(Dataset records)
=-=-=-=-=
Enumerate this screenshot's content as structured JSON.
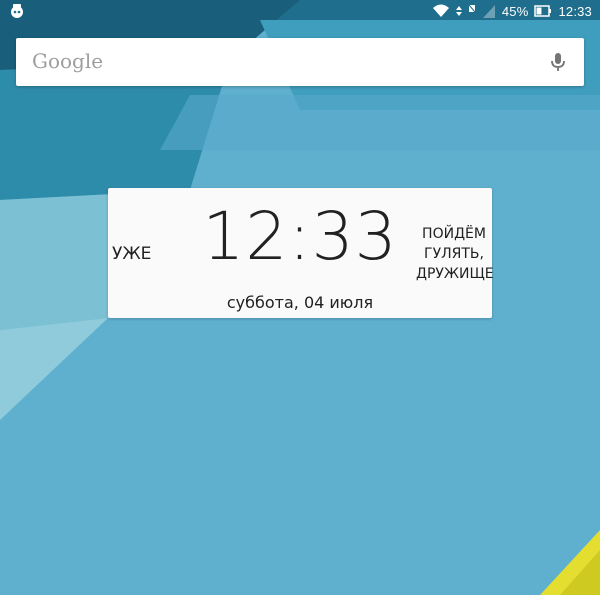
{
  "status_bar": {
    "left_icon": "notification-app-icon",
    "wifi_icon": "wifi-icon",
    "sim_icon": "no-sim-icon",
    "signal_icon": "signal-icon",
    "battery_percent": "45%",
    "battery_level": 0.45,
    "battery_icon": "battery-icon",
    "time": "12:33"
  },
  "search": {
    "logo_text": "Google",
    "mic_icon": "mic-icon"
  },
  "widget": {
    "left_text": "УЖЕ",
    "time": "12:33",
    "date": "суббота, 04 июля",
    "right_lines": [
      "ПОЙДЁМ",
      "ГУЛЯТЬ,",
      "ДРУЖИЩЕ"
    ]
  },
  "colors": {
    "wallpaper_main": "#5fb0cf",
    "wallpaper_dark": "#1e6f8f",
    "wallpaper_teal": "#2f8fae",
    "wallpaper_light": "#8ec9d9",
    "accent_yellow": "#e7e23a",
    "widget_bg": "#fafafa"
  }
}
=-=-=-=-=
_What the task asks_: Output the records above exactly; leave out the pictures.

_Result for this task_:
Enumerate this screenshot's content as structured JSON.
{
  "status_bar": {
    "left_icon": "notification-app-icon",
    "wifi_icon": "wifi-icon",
    "sim_icon": "no-sim-icon",
    "signal_icon": "signal-icon",
    "battery_percent": "45%",
    "battery_level": 0.45,
    "battery_icon": "battery-icon",
    "time": "12:33"
  },
  "search": {
    "logo_text": "Google",
    "mic_icon": "mic-icon"
  },
  "widget": {
    "left_text": "УЖЕ",
    "time": "12:33",
    "date": "суббота, 04 июля",
    "right_lines": [
      "ПОЙДЁМ",
      "ГУЛЯТЬ,",
      "ДРУЖИЩЕ"
    ]
  },
  "colors": {
    "wallpaper_main": "#5fb0cf",
    "wallpaper_dark": "#1e6f8f",
    "wallpaper_teal": "#2f8fae",
    "wallpaper_light": "#8ec9d9",
    "accent_yellow": "#e7e23a",
    "widget_bg": "#fafafa"
  }
}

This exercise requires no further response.